All records are to be retyped faithfully and completely.

_____

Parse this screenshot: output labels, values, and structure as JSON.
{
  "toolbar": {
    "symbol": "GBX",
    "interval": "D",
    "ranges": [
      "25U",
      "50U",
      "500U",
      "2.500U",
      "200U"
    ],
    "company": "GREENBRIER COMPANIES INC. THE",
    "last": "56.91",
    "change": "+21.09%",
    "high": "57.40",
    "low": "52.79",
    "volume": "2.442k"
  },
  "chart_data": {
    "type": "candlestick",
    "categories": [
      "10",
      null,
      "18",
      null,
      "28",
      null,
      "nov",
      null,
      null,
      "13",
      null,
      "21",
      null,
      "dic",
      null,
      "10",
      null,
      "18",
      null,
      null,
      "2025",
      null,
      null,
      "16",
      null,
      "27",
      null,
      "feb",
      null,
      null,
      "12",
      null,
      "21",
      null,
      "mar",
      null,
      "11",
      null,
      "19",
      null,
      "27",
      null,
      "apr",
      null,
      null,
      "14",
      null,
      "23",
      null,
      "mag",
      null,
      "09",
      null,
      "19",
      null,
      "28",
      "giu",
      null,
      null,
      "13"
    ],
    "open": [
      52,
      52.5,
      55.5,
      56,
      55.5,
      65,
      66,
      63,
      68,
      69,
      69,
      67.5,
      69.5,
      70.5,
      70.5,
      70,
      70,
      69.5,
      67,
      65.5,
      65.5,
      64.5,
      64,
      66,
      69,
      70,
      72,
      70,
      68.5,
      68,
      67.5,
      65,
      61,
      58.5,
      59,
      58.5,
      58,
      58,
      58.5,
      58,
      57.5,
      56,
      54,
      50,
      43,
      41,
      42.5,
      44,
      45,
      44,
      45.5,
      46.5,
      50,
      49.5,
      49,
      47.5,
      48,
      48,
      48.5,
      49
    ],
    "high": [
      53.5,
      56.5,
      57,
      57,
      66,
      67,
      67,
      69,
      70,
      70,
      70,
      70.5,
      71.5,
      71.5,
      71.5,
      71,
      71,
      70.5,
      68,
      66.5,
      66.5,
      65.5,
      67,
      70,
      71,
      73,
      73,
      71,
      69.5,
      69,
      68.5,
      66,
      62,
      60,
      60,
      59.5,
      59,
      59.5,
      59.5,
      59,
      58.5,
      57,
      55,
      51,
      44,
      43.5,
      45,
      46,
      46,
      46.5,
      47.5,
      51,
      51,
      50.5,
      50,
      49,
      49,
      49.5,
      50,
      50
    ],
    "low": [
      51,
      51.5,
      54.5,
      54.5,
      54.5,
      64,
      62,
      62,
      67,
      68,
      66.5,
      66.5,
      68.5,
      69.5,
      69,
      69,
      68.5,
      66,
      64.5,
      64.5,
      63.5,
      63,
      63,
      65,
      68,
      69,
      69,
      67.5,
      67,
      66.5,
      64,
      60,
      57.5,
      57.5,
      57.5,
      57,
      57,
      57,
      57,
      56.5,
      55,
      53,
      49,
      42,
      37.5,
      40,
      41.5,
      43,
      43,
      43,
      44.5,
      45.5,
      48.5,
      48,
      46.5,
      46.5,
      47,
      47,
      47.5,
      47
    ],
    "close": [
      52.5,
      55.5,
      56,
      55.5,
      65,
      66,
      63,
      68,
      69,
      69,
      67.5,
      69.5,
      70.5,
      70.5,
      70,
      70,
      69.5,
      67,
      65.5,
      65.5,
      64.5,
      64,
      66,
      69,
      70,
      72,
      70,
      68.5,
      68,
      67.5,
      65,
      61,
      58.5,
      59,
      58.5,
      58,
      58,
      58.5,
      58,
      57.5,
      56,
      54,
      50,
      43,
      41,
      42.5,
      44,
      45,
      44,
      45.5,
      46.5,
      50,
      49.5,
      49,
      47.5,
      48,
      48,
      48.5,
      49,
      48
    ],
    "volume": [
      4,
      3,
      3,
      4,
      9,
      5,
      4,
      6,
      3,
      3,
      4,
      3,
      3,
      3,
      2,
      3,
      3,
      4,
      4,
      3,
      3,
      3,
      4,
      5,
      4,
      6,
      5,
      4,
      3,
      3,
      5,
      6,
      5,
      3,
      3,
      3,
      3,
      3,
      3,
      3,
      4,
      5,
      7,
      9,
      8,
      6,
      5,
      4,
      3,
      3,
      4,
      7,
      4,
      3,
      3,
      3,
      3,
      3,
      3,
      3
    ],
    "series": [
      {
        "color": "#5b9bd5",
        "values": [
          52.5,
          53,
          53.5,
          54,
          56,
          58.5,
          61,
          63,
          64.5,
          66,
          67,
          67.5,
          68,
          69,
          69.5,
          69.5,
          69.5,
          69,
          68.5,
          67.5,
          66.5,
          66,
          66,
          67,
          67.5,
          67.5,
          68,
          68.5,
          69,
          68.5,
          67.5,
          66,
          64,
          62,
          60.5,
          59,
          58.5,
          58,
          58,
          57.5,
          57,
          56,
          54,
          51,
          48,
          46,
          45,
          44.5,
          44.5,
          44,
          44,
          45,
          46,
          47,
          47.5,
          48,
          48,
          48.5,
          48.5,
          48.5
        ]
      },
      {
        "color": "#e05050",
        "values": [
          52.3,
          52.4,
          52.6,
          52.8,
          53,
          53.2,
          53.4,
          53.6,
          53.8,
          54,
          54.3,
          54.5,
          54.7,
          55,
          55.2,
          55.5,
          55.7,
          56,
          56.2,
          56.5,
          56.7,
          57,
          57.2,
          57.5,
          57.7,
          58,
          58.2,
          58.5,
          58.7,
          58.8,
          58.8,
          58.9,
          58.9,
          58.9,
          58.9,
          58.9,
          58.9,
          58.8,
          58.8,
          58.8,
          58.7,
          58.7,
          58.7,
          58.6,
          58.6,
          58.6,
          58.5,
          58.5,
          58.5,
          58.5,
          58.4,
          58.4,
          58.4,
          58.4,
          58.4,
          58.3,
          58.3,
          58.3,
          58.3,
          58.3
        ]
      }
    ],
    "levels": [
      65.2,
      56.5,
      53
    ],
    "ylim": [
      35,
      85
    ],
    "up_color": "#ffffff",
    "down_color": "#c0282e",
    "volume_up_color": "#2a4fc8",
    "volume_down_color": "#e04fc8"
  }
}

_____

● Reply to the exercise:
Parse this screenshot: output labels, values, and structure as JSON.
{
  "toolbar": {
    "symbol": "GBX",
    "interval": "D",
    "ranges": [
      "25U",
      "50U",
      "500U",
      "2.500U",
      "200U"
    ],
    "company": "GREENBRIER COMPANIES INC. THE",
    "last": "56.91",
    "change": "+21.09%",
    "high": "57.40",
    "low": "52.79",
    "volume": "2.442k"
  },
  "chart_data": {
    "type": "candlestick",
    "categories": [
      "10",
      null,
      "18",
      null,
      "28",
      null,
      "nov",
      null,
      null,
      "13",
      null,
      "21",
      null,
      "dic",
      null,
      "10",
      null,
      "18",
      null,
      null,
      "2025",
      null,
      null,
      "16",
      null,
      "27",
      null,
      "feb",
      null,
      null,
      "12",
      null,
      "21",
      null,
      "mar",
      null,
      "11",
      null,
      "19",
      null,
      "27",
      null,
      "apr",
      null,
      null,
      "14",
      null,
      "23",
      null,
      "mag",
      null,
      "09",
      null,
      "19",
      null,
      "28",
      "giu",
      null,
      null,
      "13"
    ],
    "open": [
      52,
      52.5,
      55.5,
      56,
      55.5,
      65,
      66,
      63,
      68,
      69,
      69,
      67.5,
      69.5,
      70.5,
      70.5,
      70,
      70,
      69.5,
      67,
      65.5,
      65.5,
      64.5,
      64,
      66,
      69,
      70,
      72,
      70,
      68.5,
      68,
      67.5,
      65,
      61,
      58.5,
      59,
      58.5,
      58,
      58,
      58.5,
      58,
      57.5,
      56,
      54,
      50,
      43,
      41,
      42.5,
      44,
      45,
      44,
      45.5,
      46.5,
      50,
      49.5,
      49,
      47.5,
      48,
      48,
      48.5,
      49
    ],
    "high": [
      53.5,
      56.5,
      57,
      57,
      66,
      67,
      67,
      69,
      70,
      70,
      70,
      70.5,
      71.5,
      71.5,
      71.5,
      71,
      71,
      70.5,
      68,
      66.5,
      66.5,
      65.5,
      67,
      70,
      71,
      73,
      73,
      71,
      69.5,
      69,
      68.5,
      66,
      62,
      60,
      60,
      59.5,
      59,
      59.5,
      59.5,
      59,
      58.5,
      57,
      55,
      51,
      44,
      43.5,
      45,
      46,
      46,
      46.5,
      47.5,
      51,
      51,
      50.5,
      50,
      49,
      49,
      49.5,
      50,
      50
    ],
    "low": [
      51,
      51.5,
      54.5,
      54.5,
      54.5,
      64,
      62,
      62,
      67,
      68,
      66.5,
      66.5,
      68.5,
      69.5,
      69,
      69,
      68.5,
      66,
      64.5,
      64.5,
      63.5,
      63,
      63,
      65,
      68,
      69,
      69,
      67.5,
      67,
      66.5,
      64,
      60,
      57.5,
      57.5,
      57.5,
      57,
      57,
      57,
      57,
      56.5,
      55,
      53,
      49,
      42,
      37.5,
      40,
      41.5,
      43,
      43,
      43,
      44.5,
      45.5,
      48.5,
      48,
      46.5,
      46.5,
      47,
      47,
      47.5,
      47
    ],
    "close": [
      52.5,
      55.5,
      56,
      55.5,
      65,
      66,
      63,
      68,
      69,
      69,
      67.5,
      69.5,
      70.5,
      70.5,
      70,
      70,
      69.5,
      67,
      65.5,
      65.5,
      64.5,
      64,
      66,
      69,
      70,
      72,
      70,
      68.5,
      68,
      67.5,
      65,
      61,
      58.5,
      59,
      58.5,
      58,
      58,
      58.5,
      58,
      57.5,
      56,
      54,
      50,
      43,
      41,
      42.5,
      44,
      45,
      44,
      45.5,
      46.5,
      50,
      49.5,
      49,
      47.5,
      48,
      48,
      48.5,
      49,
      48
    ],
    "volume": [
      4,
      3,
      3,
      4,
      9,
      5,
      4,
      6,
      3,
      3,
      4,
      3,
      3,
      3,
      2,
      3,
      3,
      4,
      4,
      3,
      3,
      3,
      4,
      5,
      4,
      6,
      5,
      4,
      3,
      3,
      5,
      6,
      5,
      3,
      3,
      3,
      3,
      3,
      3,
      3,
      4,
      5,
      7,
      9,
      8,
      6,
      5,
      4,
      3,
      3,
      4,
      7,
      4,
      3,
      3,
      3,
      3,
      3,
      3,
      3
    ],
    "series": [
      {
        "color": "#5b9bd5",
        "values": [
          52.5,
          53,
          53.5,
          54,
          56,
          58.5,
          61,
          63,
          64.5,
          66,
          67,
          67.5,
          68,
          69,
          69.5,
          69.5,
          69.5,
          69,
          68.5,
          67.5,
          66.5,
          66,
          66,
          67,
          67.5,
          67.5,
          68,
          68.5,
          69,
          68.5,
          67.5,
          66,
          64,
          62,
          60.5,
          59,
          58.5,
          58,
          58,
          57.5,
          57,
          56,
          54,
          51,
          48,
          46,
          45,
          44.5,
          44.5,
          44,
          44,
          45,
          46,
          47,
          47.5,
          48,
          48,
          48.5,
          48.5,
          48.5
        ]
      },
      {
        "color": "#e05050",
        "values": [
          52.3,
          52.4,
          52.6,
          52.8,
          53,
          53.2,
          53.4,
          53.6,
          53.8,
          54,
          54.3,
          54.5,
          54.7,
          55,
          55.2,
          55.5,
          55.7,
          56,
          56.2,
          56.5,
          56.7,
          57,
          57.2,
          57.5,
          57.7,
          58,
          58.2,
          58.5,
          58.7,
          58.8,
          58.8,
          58.9,
          58.9,
          58.9,
          58.9,
          58.9,
          58.9,
          58.8,
          58.8,
          58.8,
          58.7,
          58.7,
          58.7,
          58.6,
          58.6,
          58.6,
          58.5,
          58.5,
          58.5,
          58.5,
          58.4,
          58.4,
          58.4,
          58.4,
          58.4,
          58.3,
          58.3,
          58.3,
          58.3,
          58.3
        ]
      }
    ],
    "levels": [
      65.2,
      56.5,
      53
    ],
    "ylim": [
      35,
      85
    ],
    "up_color": "#ffffff",
    "down_color": "#c0282e",
    "volume_up_color": "#2a4fc8",
    "volume_down_color": "#e04fc8"
  }
}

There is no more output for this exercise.